++++ THE INPUT

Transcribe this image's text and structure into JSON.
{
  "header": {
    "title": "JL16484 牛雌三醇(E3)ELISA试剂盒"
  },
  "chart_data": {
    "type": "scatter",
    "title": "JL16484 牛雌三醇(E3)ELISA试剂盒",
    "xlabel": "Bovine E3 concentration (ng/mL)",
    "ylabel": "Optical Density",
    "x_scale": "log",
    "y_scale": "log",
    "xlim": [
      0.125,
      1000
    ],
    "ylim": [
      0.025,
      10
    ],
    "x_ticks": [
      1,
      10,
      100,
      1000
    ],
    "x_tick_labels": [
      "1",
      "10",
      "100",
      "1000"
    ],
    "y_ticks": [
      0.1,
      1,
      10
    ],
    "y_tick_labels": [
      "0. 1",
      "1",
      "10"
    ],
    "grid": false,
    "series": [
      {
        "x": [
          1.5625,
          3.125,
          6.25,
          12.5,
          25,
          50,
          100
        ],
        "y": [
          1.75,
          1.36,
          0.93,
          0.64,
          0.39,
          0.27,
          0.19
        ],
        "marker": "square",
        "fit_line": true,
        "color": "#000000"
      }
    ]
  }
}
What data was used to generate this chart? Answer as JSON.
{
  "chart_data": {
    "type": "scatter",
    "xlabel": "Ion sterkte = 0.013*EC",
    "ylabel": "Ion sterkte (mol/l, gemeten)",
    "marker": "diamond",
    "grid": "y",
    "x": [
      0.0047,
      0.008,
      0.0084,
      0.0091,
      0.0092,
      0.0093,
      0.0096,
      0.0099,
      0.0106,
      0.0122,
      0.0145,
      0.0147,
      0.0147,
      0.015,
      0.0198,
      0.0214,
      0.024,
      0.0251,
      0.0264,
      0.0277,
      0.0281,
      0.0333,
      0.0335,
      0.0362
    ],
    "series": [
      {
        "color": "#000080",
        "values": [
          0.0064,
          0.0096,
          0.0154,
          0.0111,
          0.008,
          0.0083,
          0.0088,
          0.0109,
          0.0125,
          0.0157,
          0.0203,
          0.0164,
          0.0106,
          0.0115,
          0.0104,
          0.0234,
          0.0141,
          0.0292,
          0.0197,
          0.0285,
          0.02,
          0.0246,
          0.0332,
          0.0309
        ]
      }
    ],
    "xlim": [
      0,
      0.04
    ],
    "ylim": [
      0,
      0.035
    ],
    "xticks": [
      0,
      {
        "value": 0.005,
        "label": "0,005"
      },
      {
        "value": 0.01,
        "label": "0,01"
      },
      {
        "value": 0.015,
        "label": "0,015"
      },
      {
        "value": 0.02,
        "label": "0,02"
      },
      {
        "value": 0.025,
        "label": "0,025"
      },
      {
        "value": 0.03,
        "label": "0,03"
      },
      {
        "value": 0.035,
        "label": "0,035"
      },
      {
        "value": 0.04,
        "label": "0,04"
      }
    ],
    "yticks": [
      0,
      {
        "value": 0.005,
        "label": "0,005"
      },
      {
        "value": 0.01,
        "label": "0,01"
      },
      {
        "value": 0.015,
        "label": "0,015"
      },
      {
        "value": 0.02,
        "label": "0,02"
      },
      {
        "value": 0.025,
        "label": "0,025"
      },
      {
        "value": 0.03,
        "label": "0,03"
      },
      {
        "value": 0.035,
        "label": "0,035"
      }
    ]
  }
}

++++++++

WHAT YOU SHOULD DO. Using the listing above, reproduce each line without omission.

COMPLETED EXERCISE.
Transcribe this image's text and structure into JSON.
{
  "header": {
    "title": "JL16484 牛雌三醇(E3)ELISA试剂盒"
  },
  "chart_data": {
    "type": "scatter",
    "title": "JL16484 牛雌三醇(E3)ELISA试剂盒",
    "xlabel": "Bovine E3 concentration (ng/mL)",
    "ylabel": "Optical Density",
    "x_scale": "log",
    "y_scale": "log",
    "xlim": [
      0.125,
      1000
    ],
    "ylim": [
      0.025,
      10
    ],
    "x_ticks": [
      1,
      10,
      100,
      1000
    ],
    "x_tick_labels": [
      "1",
      "10",
      "100",
      "1000"
    ],
    "y_ticks": [
      0.1,
      1,
      10
    ],
    "y_tick_labels": [
      "0. 1",
      "1",
      "10"
    ],
    "grid": false,
    "series": [
      {
        "x": [
          1.5625,
          3.125,
          6.25,
          12.5,
          25,
          50,
          100
        ],
        "y": [
          1.75,
          1.36,
          0.93,
          0.64,
          0.39,
          0.27,
          0.19
        ],
        "marker": "square",
        "fit_line": true,
        "color": "#000000"
      }
    ]
  }
}
What data was used to generate this chart? Answer as JSON.
{
  "chart_data": {
    "type": "scatter",
    "xlabel": "Ion sterkte = 0.013*EC",
    "ylabel": "Ion sterkte (mol/l, gemeten)",
    "marker": "diamond",
    "grid": "y",
    "x": [
      0.0047,
      0.008,
      0.0084,
      0.0091,
      0.0092,
      0.0093,
      0.0096,
      0.0099,
      0.0106,
      0.0122,
      0.0145,
      0.0147,
      0.0147,
      0.015,
      0.0198,
      0.0214,
      0.024,
      0.0251,
      0.0264,
      0.0277,
      0.0281,
      0.0333,
      0.0335,
      0.0362
    ],
    "series": [
      {
        "color": "#000080",
        "values": [
          0.0064,
          0.0096,
          0.0154,
          0.0111,
          0.008,
          0.0083,
          0.0088,
          0.0109,
          0.0125,
          0.0157,
          0.0203,
          0.0164,
          0.0106,
          0.0115,
          0.0104,
          0.0234,
          0.0141,
          0.0292,
          0.0197,
          0.0285,
          0.02,
          0.0246,
          0.0332,
          0.0309
        ]
      }
    ],
    "xlim": [
      0,
      0.04
    ],
    "ylim": [
      0,
      0.035
    ],
    "xticks": [
      0,
      {
        "value": 0.005,
        "label": "0,005"
      },
      {
        "value": 0.01,
        "label": "0,01"
      },
      {
        "value": 0.015,
        "label": "0,015"
      },
      {
        "value": 0.02,
        "label": "0,02"
      },
      {
        "value": 0.025,
        "label": "0,025"
      },
      {
        "value": 0.03,
        "label": "0,03"
      },
      {
        "value": 0.035,
        "label": "0,035"
      },
      {
        "value": 0.04,
        "label": "0,04"
      }
    ],
    "yticks": [
      0,
      {
        "value": 0.005,
        "label": "0,005"
      },
      {
        "value": 0.01,
        "label": "0,01"
      },
      {
        "value": 0.015,
        "label": "0,015"
      },
      {
        "value": 0.02,
        "label": "0,02"
      },
      {
        "value": 0.025,
        "label": "0,025"
      },
      {
        "value": 0.03,
        "label": "0,03"
      },
      {
        "value": 0.035,
        "label": "0,035"
      }
    ]
  }
}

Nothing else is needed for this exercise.